Stated problem ▸ Output all records precisely as written.

---------- Exercise data

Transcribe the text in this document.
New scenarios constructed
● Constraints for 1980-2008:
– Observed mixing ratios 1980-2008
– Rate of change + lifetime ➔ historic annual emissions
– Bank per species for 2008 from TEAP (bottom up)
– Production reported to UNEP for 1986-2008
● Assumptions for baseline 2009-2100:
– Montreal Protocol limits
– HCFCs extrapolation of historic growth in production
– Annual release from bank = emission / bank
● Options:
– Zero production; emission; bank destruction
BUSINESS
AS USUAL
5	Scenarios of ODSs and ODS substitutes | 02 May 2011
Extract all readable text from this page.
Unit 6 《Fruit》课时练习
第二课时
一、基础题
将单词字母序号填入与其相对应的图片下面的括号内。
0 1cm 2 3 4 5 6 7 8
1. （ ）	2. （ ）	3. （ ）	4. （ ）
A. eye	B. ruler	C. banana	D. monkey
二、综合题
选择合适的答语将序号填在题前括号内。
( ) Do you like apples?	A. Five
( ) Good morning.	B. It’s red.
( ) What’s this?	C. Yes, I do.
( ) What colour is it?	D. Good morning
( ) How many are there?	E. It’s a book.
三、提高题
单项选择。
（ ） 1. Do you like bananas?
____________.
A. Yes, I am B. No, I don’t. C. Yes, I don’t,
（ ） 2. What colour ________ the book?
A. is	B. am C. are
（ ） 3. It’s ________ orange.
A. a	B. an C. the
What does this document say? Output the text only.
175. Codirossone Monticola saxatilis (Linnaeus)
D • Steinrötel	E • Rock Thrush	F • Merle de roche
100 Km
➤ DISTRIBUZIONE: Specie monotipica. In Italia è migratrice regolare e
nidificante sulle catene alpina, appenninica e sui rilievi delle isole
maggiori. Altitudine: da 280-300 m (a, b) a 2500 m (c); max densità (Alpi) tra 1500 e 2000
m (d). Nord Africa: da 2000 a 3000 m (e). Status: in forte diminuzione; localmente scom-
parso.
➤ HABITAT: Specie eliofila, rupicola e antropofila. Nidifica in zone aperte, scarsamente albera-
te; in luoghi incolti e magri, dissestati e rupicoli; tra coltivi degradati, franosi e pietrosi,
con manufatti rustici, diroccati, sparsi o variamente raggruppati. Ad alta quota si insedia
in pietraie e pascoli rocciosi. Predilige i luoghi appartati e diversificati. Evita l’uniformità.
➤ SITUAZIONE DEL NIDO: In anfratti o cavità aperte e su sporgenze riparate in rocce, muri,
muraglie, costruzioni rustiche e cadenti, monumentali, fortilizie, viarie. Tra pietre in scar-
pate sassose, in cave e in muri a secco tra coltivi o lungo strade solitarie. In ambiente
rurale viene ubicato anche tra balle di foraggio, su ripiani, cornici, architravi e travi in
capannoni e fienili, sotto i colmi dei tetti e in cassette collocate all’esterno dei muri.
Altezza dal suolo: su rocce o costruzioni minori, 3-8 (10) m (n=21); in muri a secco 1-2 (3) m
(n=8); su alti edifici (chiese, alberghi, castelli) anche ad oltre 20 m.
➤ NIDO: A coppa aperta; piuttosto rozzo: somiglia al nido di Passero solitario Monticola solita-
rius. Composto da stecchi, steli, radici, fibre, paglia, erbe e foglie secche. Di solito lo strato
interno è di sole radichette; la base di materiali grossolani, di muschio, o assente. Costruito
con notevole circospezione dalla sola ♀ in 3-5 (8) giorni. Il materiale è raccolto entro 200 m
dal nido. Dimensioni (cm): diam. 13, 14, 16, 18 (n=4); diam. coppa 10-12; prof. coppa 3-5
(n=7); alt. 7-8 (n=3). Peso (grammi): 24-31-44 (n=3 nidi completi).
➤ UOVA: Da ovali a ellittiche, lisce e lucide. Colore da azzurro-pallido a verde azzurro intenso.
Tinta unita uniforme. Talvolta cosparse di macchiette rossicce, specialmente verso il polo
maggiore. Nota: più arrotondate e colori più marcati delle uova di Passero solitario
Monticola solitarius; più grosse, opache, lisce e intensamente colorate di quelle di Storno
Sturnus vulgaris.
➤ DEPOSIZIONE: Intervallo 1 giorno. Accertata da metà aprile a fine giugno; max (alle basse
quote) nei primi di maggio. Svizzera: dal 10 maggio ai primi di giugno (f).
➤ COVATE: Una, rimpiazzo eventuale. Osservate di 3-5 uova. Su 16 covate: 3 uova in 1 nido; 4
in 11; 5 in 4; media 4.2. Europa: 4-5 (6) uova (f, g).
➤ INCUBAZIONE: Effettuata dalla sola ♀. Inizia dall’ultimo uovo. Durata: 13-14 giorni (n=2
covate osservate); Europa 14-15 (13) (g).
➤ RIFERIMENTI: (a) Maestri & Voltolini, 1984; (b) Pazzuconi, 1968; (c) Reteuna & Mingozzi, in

--------------------

Problem solution ▸
Transcribe the text in this document.
New scenarios constructed
● Constraints for 1980-2008:
– Observed mixing ratios 1980-2008
– Rate of change + lifetime ➔ historic annual emissions
– Bank per species for 2008 from TEAP (bottom up)
– Production reported to UNEP for 1986-2008
● Assumptions for baseline 2009-2100:
– Montreal Protocol limits
– HCFCs extrapolation of historic growth in production
– Annual release from bank = emission / bank
● Options:
– Zero production; emission; bank destruction
BUSINESS
AS USUAL
5	Scenarios of ODSs and ODS substitutes | 02 May 2011
Extract all readable text from this page.
Unit 6 《Fruit》课时练习
第二课时
一、基础题
将单词字母序号填入与其相对应的图片下面的括号内。
0 1cm 2 3 4 5 6 7 8
1. （ ）	2. （ ）	3. （ ）	4. （ ）
A. eye	B. ruler	C. banana	D. monkey
二、综合题
选择合适的答语将序号填在题前括号内。
( ) Do you like apples?	A. Five
( ) Good morning.	B. It’s red.
( ) What’s this?	C. Yes, I do.
( ) What colour is it?	D. Good morning
( ) How many are there?	E. It’s a book.
三、提高题
单项选择。
（ ） 1. Do you like bananas?
____________.
A. Yes, I am B. No, I don’t. C. Yes, I don’t,
（ ） 2. What colour ________ the book?
A. is	B. am C. are
（ ） 3. It’s ________ orange.
A. a	B. an C. the
What does this document say? Output the text only.
175. Codirossone Monticola saxatilis (Linnaeus)
D • Steinrötel	E • Rock Thrush	F • Merle de roche
100 Km
➤ DISTRIBUZIONE: Specie monotipica. In Italia è migratrice regolare e
nidificante sulle catene alpina, appenninica e sui rilievi delle isole
maggiori. Altitudine: da 280-300 m (a, b) a 2500 m (c); max densità (Alpi) tra 1500 e 2000
m (d). Nord Africa: da 2000 a 3000 m (e). Status: in forte diminuzione; localmente scom-
parso.
➤ HABITAT: Specie eliofila, rupicola e antropofila. Nidifica in zone aperte, scarsamente albera-
te; in luoghi incolti e magri, dissestati e rupicoli; tra coltivi degradati, franosi e pietrosi,
con manufatti rustici, diroccati, sparsi o variamente raggruppati. Ad alta quota si insedia
in pietraie e pascoli rocciosi. Predilige i luoghi appartati e diversificati. Evita l’uniformità.
➤ SITUAZIONE DEL NIDO: In anfratti o cavità aperte e su sporgenze riparate in rocce, muri,
muraglie, costruzioni rustiche e cadenti, monumentali, fortilizie, viarie. Tra pietre in scar-
pate sassose, in cave e in muri a secco tra coltivi o lungo strade solitarie. In ambiente
rurale viene ubicato anche tra balle di foraggio, su ripiani, cornici, architravi e travi in
capannoni e fienili, sotto i colmi dei tetti e in cassette collocate all’esterno dei muri.
Altezza dal suolo: su rocce o costruzioni minori, 3-8 (10) m (n=21); in muri a secco 1-2 (3) m
(n=8); su alti edifici (chiese, alberghi, castelli) anche ad oltre 20 m.
➤ NIDO: A coppa aperta; piuttosto rozzo: somiglia al nido di Passero solitario Monticola solita-
rius. Composto da stecchi, steli, radici, fibre, paglia, erbe e foglie secche. Di solito lo strato
interno è di sole radichette; la base di materiali grossolani, di muschio, o assente. Costruito
con notevole circospezione dalla sola ♀ in 3-5 (8) giorni. Il materiale è raccolto entro 200 m
dal nido. Dimensioni (cm): diam. 13, 14, 16, 18 (n=4); diam. coppa 10-12; prof. coppa 3-5
(n=7); alt. 7-8 (n=3). Peso (grammi): 24-31-44 (n=3 nidi completi).
➤ UOVA: Da ovali a ellittiche, lisce e lucide. Colore da azzurro-pallido a verde azzurro intenso.
Tinta unita uniforme. Talvolta cosparse di macchiette rossicce, specialmente verso il polo
maggiore. Nota: più arrotondate e colori più marcati delle uova di Passero solitario
Monticola solitarius; più grosse, opache, lisce e intensamente colorate di quelle di Storno
Sturnus vulgaris.
➤ DEPOSIZIONE: Intervallo 1 giorno. Accertata da metà aprile a fine giugno; max (alle basse
quote) nei primi di maggio. Svizzera: dal 10 maggio ai primi di giugno (f).
➤ COVATE: Una, rimpiazzo eventuale. Osservate di 3-5 uova. Su 16 covate: 3 uova in 1 nido; 4
in 11; 5 in 4; media 4.2. Europa: 4-5 (6) uova (f, g).
➤ INCUBAZIONE: Effettuata dalla sola ♀. Inizia dall’ultimo uovo. Durata: 13-14 giorni (n=2
covate osservate); Europa 14-15 (13) (g).
➤ RIFERIMENTI: (a) Maestri & Voltolini, 1984; (b) Pazzuconi, 1968; (c) Reteuna & Mingozzi, in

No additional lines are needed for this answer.